» Document segment:

In my opinion, an ending that asks more questions than it answers is no less of an ending than one that ties it all up in a ribbon.
If it’s the last page of the novel, people, it’s the ending!
·         Make it unique
·         Make it memorable
·         Make it speak to you (& your readers)
If you read the ending (or the final chapter) and you felt differently at the end of that last sentence than you did at the beginning of your draft - if it made you feel something, then you’ve completed your mission – the first part of it, anyway. 
That’d be great.
At this point you could show it to fresh eyes. But I wouldn’t. You may be exhausted drained and ‘over it’ already, but take a few days and re-charge. Some people are critics by nature and many people think they can write a novel – they may even start to tell you about theirs – but we’re interested in yours (and mine!)
I did something with the ending of Pride & Princesses that a few readers found ‘controversial’.
I thought twice about doing it, but in the end, the main character told that story her way - I just typed the words into my laptop. I know that sounds weird but there was almost a strange kind of alchemy in the ending of that story. I always thought of it as the completion of a tapestry. This YA, appearing so basic, has a (hidden!) complexity by the finale.

» Goals:
1. In the passage on writing novel endings, what did the author always think of the ending of Pride & Princesses as?
2. Translate this sentence from the passage on writing novel endings into Spanish: "I always thought of it as the completion of a tapestry."
3. Pick up the passage on writing novel endings after its final sentence and carry it forward.

Layout records:

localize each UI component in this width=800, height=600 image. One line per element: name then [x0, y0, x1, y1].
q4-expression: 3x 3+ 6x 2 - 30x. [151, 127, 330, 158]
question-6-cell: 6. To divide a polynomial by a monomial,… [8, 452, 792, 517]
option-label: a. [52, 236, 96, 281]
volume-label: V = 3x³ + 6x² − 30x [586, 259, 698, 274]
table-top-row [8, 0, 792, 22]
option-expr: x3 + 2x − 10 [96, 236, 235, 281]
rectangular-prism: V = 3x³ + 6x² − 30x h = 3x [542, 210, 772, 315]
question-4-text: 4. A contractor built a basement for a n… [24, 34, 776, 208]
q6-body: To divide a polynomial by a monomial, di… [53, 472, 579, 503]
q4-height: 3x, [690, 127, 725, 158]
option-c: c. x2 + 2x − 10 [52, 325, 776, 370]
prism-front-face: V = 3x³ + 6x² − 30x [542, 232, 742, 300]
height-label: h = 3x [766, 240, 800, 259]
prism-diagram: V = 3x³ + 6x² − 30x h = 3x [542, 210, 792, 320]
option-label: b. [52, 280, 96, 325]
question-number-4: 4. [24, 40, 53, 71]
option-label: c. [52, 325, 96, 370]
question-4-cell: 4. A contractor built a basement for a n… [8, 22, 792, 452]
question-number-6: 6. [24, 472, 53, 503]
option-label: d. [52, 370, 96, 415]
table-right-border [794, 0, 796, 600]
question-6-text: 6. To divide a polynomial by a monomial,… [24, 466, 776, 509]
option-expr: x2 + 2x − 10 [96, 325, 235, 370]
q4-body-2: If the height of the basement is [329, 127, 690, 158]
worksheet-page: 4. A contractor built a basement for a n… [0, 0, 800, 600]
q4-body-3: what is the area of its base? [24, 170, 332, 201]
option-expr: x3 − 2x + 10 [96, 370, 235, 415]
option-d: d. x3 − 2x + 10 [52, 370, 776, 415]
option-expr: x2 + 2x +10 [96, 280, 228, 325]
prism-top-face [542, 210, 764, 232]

» Results:
1. The completion of a tapestry.

2. Siempre lo consideré como la culminación de un tapiz.

3.
I have no way of explaining the ‘elixir’ of an ending – the novel draft has a beginning, middle and the beginning of the end. All I know is, if you’ve done that…
*CONGRATULATIONS*!
You have your first draft.
The writing of your draft, the basis of your novel, is going to be kind of a mystery wrapped around a riddle.
If you’ve done your homework (found your space, your seat, your desk, your food, your support network), educated yourself about what you want to write about, somehow found ‘inspiration’ from all the words in your mind or the sketches you draw. If you've formed some sort of comprehensible order to them, you should have a draft by now.
It’s probably taken you a few weeks (anything from one – if you literally haven’t stopped writing – to six). I would try to complete that first draft in a month – depending on the complexity. Obviously, if you are writing Anna Karenina you are not going to complete the draft that quickly!
I do my first drafts as quickly as possible. It’s just the way I work. My first drafts are usually not very good – but they are mine. You might want to take longer, but don’t take too long. This may sound weird, but you might actually lose interest in your own writing if you leave that first draft too long before the next part – refining it, again and again and again...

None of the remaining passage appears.